# start of MATERIAL TO PROCESS
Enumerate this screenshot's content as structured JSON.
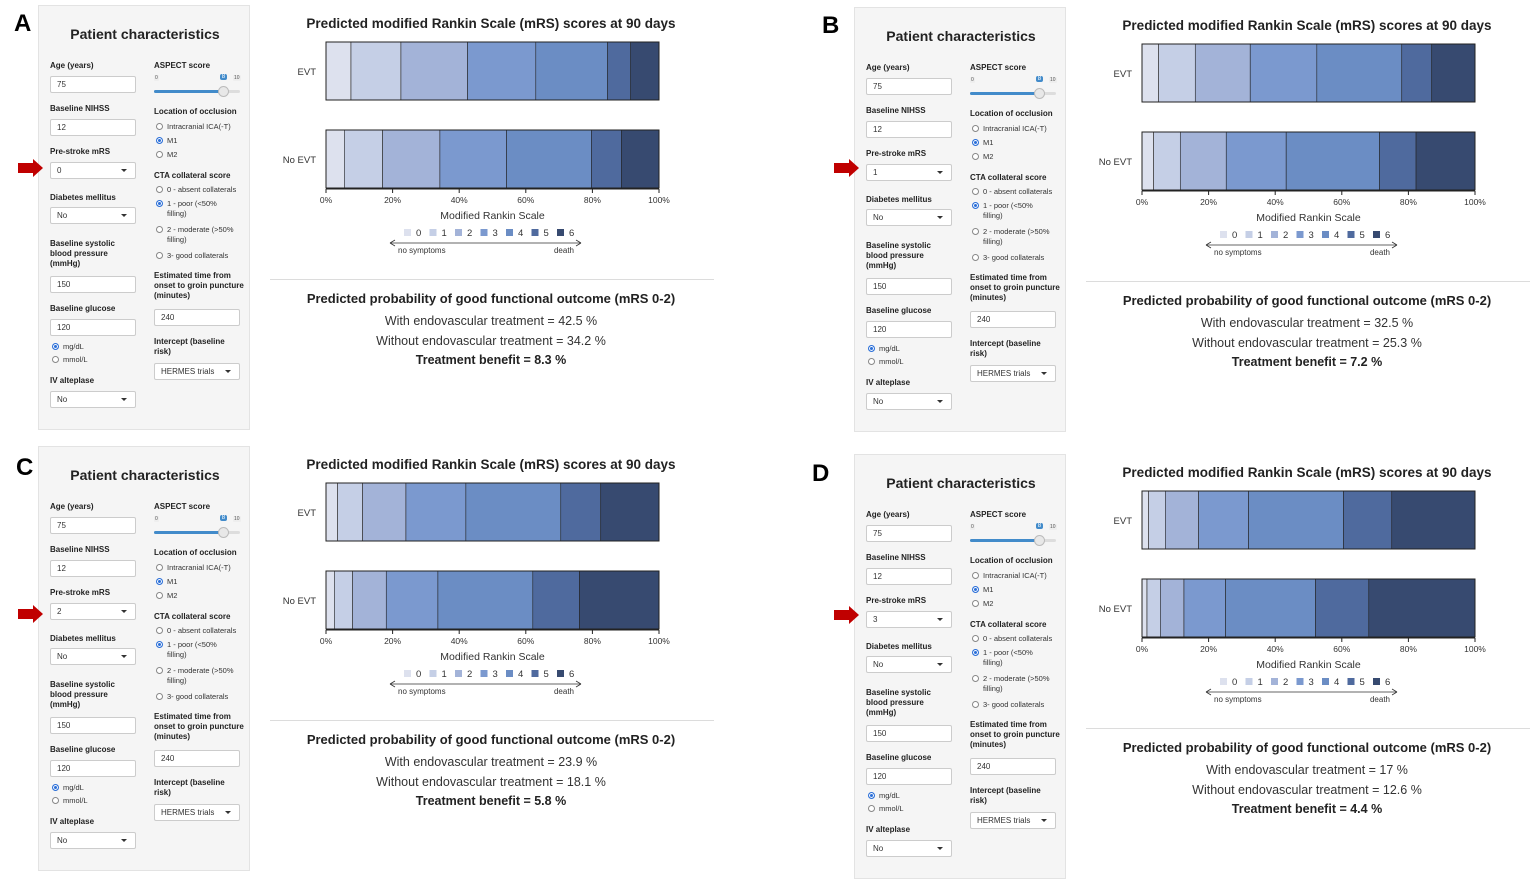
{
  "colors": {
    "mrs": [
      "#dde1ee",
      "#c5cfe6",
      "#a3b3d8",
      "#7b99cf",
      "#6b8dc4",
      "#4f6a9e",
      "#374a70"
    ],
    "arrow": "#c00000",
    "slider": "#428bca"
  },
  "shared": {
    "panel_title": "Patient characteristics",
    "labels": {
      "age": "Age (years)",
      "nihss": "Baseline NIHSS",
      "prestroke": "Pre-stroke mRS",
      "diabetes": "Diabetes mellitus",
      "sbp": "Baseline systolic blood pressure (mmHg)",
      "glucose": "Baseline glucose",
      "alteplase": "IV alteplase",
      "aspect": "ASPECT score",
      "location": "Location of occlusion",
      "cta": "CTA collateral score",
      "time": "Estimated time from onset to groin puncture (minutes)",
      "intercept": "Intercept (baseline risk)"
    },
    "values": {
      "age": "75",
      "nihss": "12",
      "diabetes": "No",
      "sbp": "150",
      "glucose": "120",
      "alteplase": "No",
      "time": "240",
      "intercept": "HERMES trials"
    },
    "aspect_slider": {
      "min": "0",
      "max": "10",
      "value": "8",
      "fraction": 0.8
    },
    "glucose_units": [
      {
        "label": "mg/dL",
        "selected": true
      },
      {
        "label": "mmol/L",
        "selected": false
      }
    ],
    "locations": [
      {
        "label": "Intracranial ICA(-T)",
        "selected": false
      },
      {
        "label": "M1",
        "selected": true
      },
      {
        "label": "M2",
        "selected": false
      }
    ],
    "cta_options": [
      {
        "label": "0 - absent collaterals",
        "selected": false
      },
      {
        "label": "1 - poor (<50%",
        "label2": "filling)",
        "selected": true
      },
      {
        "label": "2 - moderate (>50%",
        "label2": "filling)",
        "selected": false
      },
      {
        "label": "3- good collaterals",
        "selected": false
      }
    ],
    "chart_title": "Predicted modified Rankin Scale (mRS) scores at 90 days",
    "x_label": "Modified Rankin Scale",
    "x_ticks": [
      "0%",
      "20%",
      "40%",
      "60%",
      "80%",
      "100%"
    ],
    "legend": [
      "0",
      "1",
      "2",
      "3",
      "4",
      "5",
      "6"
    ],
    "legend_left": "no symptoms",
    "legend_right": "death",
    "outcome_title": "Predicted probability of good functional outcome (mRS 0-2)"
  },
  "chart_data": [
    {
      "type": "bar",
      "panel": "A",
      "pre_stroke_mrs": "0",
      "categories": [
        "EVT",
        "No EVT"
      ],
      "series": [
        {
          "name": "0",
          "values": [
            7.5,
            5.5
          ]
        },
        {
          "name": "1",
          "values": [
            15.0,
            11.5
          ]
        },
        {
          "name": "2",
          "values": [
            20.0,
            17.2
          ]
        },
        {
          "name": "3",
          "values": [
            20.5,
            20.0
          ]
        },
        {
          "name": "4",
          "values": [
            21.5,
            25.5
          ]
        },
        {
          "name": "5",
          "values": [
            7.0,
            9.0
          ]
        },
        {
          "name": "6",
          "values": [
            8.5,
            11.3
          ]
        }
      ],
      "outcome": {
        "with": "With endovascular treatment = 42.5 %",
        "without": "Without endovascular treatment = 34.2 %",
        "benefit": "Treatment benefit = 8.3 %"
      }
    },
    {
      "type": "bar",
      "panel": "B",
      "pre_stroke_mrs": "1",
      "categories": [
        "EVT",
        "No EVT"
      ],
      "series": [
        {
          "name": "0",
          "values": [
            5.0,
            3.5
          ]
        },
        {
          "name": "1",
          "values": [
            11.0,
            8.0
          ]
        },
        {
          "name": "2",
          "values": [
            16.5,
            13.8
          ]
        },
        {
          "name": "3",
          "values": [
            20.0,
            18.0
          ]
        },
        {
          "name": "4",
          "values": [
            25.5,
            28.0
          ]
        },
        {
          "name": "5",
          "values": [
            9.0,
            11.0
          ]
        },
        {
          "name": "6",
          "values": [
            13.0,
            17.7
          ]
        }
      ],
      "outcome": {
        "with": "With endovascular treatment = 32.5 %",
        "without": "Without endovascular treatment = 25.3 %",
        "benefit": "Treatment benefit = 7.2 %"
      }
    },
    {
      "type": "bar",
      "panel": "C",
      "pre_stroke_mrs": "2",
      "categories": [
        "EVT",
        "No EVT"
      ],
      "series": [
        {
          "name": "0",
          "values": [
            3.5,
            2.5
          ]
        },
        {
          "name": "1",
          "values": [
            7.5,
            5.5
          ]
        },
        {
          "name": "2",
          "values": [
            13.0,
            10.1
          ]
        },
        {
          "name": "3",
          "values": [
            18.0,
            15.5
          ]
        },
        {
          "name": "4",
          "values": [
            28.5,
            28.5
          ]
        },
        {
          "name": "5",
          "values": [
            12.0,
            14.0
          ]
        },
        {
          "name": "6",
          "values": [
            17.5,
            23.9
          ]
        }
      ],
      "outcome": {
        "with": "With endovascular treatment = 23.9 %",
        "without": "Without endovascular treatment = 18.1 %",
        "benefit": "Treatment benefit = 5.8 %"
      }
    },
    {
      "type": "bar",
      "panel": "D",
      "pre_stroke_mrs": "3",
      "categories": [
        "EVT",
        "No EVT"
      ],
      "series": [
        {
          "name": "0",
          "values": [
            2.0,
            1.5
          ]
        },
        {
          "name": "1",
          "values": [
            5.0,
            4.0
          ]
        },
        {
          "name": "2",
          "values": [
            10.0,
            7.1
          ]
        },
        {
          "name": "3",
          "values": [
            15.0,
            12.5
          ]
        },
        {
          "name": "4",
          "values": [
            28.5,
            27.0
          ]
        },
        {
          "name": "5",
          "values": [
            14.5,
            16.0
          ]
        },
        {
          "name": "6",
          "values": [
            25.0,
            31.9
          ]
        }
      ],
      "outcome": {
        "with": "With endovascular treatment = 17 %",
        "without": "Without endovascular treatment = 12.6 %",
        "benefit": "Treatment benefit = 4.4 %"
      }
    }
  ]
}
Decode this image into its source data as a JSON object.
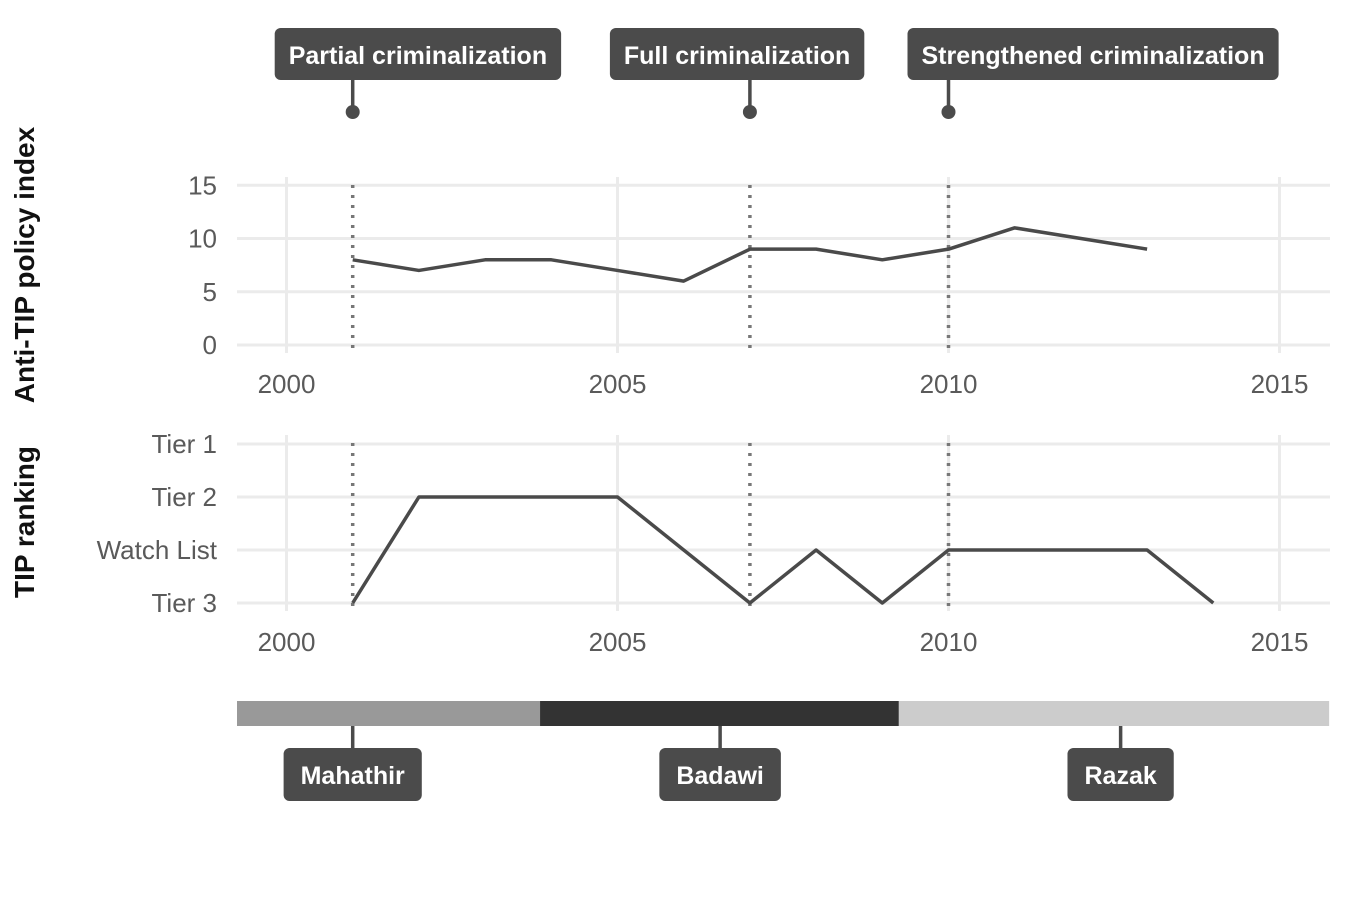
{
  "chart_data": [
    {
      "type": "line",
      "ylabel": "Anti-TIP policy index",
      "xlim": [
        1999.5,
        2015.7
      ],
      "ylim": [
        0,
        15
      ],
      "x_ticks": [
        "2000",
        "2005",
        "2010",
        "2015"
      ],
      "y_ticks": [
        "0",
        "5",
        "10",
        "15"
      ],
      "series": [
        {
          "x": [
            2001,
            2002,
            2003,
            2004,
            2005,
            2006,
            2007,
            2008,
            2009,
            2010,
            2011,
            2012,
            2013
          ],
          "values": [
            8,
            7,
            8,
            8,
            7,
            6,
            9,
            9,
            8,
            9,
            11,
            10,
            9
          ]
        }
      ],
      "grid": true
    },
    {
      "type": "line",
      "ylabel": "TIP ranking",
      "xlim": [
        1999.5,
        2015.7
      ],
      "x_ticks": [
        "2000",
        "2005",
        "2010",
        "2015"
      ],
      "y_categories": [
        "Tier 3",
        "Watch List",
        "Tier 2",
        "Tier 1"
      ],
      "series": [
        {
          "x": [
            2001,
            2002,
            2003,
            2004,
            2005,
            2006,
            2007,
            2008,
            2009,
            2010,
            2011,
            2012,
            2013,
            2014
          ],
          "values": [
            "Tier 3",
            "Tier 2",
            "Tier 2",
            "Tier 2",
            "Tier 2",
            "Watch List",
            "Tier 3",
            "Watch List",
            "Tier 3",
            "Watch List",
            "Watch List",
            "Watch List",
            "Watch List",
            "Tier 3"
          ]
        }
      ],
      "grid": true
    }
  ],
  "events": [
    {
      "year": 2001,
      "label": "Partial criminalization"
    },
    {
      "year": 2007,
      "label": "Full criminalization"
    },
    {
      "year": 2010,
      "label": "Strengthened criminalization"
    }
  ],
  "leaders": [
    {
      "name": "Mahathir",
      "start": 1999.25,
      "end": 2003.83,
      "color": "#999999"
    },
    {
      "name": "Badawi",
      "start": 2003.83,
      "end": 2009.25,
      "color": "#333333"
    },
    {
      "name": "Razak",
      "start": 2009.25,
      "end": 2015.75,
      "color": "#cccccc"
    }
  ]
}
# end of MATERIAL TO PROCESS
» **WORK TO BE COMPLETED**
Using the data above, say how many lines include "collaterals". No other reply is needed.

» **WRITTEN ANSWER**
2